━━ ENTRIES SHOWN ━━

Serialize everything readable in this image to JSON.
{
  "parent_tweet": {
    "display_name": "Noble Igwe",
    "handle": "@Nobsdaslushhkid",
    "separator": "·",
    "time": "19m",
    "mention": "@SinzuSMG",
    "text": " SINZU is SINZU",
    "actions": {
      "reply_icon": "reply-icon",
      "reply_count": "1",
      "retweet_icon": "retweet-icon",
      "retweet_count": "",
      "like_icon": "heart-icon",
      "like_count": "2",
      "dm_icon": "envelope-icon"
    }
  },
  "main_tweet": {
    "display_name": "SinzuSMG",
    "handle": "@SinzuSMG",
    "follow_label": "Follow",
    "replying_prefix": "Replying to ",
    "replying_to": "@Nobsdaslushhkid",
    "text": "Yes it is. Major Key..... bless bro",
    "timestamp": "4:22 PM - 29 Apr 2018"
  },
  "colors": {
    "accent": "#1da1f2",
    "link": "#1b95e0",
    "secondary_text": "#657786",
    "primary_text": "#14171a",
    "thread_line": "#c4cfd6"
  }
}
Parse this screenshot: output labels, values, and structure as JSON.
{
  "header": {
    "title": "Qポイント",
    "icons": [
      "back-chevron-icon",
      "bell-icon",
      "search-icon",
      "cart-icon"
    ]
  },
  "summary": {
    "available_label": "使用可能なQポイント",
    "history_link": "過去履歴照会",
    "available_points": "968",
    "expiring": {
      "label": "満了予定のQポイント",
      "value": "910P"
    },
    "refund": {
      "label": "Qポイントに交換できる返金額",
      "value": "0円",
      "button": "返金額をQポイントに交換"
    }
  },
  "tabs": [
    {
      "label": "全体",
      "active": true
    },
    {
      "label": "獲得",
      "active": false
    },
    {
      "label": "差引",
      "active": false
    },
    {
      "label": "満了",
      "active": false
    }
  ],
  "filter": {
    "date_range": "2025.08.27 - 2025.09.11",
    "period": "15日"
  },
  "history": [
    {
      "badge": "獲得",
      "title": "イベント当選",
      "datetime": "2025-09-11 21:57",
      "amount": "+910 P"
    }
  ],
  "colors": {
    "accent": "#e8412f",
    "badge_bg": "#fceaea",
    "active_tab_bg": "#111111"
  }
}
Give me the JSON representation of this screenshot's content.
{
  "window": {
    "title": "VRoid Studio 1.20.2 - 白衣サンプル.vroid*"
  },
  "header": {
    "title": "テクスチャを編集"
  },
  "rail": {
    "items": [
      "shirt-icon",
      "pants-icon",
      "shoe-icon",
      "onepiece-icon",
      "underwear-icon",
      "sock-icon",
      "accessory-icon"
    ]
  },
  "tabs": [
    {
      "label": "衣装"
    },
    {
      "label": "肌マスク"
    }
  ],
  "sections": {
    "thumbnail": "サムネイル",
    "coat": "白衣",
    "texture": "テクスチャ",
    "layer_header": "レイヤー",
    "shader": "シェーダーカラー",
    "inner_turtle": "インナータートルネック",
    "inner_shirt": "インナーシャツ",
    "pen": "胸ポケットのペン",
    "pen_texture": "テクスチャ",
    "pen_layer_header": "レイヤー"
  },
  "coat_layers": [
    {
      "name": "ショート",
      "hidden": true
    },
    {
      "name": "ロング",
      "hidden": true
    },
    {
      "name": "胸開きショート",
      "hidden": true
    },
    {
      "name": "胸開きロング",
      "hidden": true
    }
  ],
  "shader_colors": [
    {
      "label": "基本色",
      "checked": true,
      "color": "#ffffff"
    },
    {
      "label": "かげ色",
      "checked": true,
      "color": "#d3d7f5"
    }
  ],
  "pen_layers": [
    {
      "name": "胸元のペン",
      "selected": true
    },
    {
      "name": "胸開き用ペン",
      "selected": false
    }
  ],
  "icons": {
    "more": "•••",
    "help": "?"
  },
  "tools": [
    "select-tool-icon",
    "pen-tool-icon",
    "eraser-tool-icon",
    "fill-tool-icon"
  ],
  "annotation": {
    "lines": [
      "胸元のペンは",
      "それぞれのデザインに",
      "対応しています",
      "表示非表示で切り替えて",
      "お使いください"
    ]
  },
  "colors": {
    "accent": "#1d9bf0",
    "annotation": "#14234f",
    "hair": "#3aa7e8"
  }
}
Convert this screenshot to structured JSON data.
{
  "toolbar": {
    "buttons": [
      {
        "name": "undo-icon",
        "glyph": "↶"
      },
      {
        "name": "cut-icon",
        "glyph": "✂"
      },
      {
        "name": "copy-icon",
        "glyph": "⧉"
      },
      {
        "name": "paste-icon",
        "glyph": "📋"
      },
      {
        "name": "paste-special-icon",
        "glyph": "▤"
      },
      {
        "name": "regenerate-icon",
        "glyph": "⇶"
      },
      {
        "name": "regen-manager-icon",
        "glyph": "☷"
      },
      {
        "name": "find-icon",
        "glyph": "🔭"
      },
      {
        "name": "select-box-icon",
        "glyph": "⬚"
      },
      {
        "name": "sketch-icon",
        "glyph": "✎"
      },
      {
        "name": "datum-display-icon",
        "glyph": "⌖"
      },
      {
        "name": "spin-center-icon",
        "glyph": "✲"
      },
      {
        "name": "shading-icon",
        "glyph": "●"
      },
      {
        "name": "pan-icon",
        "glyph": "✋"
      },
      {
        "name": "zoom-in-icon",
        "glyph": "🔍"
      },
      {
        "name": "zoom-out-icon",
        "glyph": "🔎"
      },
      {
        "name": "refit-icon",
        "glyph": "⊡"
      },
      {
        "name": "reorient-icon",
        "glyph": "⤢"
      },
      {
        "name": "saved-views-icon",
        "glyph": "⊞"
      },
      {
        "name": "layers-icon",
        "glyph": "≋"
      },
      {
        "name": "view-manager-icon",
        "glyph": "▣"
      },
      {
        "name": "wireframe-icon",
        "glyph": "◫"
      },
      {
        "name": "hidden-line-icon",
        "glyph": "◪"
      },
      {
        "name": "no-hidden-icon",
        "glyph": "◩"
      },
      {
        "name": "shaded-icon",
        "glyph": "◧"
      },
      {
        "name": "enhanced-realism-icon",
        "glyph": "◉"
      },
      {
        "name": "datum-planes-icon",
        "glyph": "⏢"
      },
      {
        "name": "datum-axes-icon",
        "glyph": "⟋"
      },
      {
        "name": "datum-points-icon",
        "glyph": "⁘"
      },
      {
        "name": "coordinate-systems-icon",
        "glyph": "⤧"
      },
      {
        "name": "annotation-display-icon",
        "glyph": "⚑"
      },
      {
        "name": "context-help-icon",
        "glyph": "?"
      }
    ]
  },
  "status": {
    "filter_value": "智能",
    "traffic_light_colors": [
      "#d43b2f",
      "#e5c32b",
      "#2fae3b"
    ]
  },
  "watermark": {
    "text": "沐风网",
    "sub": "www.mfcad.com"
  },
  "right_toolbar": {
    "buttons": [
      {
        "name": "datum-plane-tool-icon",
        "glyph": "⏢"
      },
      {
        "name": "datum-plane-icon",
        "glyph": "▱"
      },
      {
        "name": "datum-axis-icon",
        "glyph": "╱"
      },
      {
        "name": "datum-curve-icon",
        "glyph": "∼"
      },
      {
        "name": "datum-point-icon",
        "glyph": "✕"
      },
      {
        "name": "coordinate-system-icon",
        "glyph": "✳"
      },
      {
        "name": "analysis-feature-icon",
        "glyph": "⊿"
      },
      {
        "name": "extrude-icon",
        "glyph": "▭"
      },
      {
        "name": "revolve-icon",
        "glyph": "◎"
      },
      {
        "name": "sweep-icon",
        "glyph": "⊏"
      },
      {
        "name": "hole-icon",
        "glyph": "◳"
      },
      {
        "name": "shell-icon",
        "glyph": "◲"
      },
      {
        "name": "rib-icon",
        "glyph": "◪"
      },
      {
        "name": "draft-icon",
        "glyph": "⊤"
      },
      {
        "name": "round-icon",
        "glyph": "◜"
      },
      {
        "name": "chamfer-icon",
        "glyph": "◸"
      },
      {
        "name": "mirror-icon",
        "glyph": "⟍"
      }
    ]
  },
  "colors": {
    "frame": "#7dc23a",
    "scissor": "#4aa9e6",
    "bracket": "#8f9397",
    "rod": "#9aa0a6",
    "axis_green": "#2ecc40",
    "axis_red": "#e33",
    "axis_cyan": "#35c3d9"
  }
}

━━━

WHAT IS EXPECTED -
Copy out each line of the material that holds the word "screenshot".

OUTPUT FOR THIS TASK -
Parse this screenshot: output labels, values, and structure as JSON.
Give me the JSON representation of this screenshot's content.
Convert this screenshot to structured JSON data.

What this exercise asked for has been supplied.